EXERCISE PROMPT: Read the records below. Copy each line where the string "Daily" occurs.
.....
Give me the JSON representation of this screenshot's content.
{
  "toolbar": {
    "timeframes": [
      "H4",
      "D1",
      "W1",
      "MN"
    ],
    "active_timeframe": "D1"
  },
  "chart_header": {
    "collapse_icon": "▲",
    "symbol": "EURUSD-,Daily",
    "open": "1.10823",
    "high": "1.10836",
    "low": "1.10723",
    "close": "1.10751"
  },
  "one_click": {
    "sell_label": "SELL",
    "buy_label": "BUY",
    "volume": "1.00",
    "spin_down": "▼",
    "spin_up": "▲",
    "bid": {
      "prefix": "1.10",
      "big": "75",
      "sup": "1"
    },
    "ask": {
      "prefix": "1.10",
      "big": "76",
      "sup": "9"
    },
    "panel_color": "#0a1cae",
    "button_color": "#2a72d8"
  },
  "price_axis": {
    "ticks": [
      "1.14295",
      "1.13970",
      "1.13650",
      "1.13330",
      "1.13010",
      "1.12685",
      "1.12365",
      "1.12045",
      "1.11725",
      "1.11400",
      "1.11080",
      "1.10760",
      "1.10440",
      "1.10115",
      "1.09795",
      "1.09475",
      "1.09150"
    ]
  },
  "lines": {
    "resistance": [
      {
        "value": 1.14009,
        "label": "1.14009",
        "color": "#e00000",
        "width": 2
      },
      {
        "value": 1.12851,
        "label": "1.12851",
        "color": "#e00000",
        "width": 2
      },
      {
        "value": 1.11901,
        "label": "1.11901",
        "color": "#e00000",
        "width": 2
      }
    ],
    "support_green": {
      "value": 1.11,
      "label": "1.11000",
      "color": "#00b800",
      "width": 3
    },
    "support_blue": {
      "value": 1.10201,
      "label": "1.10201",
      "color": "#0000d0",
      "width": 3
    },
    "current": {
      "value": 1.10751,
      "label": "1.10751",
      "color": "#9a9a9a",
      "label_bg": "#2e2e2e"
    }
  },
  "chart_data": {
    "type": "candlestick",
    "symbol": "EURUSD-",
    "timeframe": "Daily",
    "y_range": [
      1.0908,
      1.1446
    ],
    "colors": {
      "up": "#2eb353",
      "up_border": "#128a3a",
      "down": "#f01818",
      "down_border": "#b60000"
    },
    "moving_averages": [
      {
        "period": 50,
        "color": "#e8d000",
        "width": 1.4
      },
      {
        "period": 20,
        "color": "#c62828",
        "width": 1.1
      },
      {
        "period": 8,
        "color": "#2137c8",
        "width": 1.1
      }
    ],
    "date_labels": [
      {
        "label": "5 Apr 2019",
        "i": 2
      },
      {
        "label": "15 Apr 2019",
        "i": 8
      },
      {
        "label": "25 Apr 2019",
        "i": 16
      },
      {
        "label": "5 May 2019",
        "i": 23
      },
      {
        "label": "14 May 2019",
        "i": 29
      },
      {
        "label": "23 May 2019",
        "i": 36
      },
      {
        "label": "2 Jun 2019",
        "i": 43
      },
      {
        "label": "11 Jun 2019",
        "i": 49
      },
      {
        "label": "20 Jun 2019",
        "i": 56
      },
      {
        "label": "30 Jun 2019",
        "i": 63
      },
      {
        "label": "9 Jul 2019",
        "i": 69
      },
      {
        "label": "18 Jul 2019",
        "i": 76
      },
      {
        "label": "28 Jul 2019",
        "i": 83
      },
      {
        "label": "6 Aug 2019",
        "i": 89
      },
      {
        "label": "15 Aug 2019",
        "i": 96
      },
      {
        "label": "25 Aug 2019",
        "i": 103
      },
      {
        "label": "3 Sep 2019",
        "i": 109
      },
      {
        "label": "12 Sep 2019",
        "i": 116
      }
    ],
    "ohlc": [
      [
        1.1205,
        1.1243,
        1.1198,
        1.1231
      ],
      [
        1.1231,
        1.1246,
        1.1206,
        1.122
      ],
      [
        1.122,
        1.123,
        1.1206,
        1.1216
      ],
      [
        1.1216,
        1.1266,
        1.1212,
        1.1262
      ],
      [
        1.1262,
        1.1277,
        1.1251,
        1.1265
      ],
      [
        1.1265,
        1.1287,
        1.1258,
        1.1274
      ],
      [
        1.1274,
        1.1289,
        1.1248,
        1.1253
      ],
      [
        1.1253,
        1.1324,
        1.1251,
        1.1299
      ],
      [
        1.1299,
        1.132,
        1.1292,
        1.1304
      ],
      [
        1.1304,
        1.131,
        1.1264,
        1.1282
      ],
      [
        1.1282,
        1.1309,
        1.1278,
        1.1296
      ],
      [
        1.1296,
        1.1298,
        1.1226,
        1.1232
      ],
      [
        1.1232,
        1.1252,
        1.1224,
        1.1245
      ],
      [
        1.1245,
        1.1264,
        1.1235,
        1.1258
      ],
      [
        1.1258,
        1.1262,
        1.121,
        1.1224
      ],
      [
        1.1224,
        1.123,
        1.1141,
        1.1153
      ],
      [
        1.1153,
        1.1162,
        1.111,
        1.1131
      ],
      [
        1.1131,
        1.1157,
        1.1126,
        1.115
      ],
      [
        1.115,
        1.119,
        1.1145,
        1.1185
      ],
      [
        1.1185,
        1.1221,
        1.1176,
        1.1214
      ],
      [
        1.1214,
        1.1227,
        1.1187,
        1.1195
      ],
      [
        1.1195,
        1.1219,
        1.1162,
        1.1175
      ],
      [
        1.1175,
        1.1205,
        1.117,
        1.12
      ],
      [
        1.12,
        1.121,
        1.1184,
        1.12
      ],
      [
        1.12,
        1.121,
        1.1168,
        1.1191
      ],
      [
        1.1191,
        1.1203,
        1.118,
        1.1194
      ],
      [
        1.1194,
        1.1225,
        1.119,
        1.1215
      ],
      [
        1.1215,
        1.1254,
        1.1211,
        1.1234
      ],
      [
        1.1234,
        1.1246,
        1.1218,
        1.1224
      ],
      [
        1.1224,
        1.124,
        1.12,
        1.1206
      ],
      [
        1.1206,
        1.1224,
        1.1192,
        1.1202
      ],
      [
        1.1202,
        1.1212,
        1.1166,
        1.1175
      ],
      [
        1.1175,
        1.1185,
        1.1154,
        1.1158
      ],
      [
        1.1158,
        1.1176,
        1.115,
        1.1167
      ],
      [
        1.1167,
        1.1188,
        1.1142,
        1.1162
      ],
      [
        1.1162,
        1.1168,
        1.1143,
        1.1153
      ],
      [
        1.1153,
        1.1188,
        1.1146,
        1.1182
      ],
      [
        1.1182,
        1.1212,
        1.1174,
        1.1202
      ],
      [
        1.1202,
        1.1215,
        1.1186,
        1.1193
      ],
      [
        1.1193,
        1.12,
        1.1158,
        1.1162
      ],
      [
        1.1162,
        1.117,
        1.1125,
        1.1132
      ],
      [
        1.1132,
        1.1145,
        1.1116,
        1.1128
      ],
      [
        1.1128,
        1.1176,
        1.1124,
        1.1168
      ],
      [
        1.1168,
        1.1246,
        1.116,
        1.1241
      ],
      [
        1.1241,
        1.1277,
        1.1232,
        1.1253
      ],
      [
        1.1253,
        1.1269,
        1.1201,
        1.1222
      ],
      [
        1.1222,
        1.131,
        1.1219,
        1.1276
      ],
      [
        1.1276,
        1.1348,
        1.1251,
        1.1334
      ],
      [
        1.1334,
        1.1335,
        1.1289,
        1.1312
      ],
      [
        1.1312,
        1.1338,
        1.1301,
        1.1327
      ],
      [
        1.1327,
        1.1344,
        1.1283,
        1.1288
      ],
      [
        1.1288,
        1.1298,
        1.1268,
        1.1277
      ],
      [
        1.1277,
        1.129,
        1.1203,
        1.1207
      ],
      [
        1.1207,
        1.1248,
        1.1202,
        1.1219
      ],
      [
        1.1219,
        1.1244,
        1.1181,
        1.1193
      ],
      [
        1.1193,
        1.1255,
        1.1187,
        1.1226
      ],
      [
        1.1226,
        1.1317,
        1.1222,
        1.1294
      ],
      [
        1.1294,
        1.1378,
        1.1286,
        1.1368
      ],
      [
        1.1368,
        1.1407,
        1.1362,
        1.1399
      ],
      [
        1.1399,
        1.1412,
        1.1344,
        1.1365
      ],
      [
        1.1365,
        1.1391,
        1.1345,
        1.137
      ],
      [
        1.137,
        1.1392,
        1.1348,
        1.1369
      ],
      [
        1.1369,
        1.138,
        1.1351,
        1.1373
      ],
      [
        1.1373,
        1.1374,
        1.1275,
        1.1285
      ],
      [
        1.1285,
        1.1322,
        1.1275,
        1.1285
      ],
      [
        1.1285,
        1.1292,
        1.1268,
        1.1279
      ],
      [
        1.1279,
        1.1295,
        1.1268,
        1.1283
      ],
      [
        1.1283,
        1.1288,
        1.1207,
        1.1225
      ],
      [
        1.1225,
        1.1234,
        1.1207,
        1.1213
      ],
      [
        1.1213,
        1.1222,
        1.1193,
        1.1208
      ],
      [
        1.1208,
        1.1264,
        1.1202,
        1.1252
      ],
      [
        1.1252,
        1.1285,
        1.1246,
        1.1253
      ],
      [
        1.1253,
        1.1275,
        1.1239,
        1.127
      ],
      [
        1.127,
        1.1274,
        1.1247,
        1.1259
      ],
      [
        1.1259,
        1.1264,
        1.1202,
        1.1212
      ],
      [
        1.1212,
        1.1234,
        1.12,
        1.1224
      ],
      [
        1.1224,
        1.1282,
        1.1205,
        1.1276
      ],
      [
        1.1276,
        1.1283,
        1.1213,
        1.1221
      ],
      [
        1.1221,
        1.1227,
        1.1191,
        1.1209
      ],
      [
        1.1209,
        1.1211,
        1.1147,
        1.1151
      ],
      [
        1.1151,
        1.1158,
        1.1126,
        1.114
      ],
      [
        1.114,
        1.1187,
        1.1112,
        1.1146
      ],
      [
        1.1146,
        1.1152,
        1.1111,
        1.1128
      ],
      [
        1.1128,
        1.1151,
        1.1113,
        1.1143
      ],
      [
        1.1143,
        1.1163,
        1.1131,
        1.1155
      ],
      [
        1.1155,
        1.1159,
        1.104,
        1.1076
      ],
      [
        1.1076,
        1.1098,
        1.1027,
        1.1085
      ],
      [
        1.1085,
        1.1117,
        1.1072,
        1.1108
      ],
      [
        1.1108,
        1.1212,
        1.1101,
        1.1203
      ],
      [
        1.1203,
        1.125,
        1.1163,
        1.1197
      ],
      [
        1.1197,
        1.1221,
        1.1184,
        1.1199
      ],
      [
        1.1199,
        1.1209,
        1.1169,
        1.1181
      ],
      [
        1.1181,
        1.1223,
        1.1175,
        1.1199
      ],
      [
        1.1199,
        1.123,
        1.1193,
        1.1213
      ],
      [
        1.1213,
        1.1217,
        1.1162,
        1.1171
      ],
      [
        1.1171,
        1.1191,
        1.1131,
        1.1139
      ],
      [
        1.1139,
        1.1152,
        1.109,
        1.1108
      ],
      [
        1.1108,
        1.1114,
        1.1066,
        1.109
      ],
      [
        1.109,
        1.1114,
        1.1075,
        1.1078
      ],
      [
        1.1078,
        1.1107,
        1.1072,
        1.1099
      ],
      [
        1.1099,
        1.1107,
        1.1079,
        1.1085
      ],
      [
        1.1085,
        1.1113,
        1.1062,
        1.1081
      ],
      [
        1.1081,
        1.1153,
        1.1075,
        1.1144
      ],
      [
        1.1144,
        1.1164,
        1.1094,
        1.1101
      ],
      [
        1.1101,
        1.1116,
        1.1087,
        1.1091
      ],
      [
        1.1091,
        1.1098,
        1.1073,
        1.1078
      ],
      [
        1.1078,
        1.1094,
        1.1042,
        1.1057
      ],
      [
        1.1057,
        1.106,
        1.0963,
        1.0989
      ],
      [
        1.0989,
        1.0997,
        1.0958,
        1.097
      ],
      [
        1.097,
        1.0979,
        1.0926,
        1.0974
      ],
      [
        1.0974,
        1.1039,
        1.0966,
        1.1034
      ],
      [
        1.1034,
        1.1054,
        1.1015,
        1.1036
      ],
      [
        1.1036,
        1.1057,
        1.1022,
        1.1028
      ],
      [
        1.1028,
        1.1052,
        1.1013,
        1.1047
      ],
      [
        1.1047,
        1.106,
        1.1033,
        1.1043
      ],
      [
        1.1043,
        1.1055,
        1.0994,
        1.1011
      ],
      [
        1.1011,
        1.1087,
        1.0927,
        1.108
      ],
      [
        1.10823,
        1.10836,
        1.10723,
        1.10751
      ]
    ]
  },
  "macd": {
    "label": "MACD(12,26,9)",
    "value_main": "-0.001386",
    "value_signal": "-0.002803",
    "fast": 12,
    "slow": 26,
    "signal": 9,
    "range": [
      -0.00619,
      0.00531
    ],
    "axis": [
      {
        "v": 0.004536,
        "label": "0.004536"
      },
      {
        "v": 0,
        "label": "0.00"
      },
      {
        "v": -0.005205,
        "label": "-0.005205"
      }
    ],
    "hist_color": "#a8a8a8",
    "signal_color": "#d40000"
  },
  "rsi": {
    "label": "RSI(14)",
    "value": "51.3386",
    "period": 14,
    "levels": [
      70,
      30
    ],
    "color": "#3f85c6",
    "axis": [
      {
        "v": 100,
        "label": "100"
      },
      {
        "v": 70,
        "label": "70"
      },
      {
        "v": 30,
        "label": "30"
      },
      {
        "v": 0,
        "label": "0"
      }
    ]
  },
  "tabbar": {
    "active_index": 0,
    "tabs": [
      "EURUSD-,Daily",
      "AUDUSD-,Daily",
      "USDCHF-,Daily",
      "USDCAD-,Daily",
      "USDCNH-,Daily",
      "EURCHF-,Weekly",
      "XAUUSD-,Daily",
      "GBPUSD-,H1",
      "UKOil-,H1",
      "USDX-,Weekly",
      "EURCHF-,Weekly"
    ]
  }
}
.....
WRITTEN RESPONSE:
    "symbol": "EURUSD-,Daily",
    "timeframe": "Daily",
      "EURUSD-,Daily",
      "AUDUSD-,Daily",
      "USDCHF-,Daily",
      "USDCAD-,Daily",
      "USDCNH-,Daily",
      "XAUUSD-,Daily",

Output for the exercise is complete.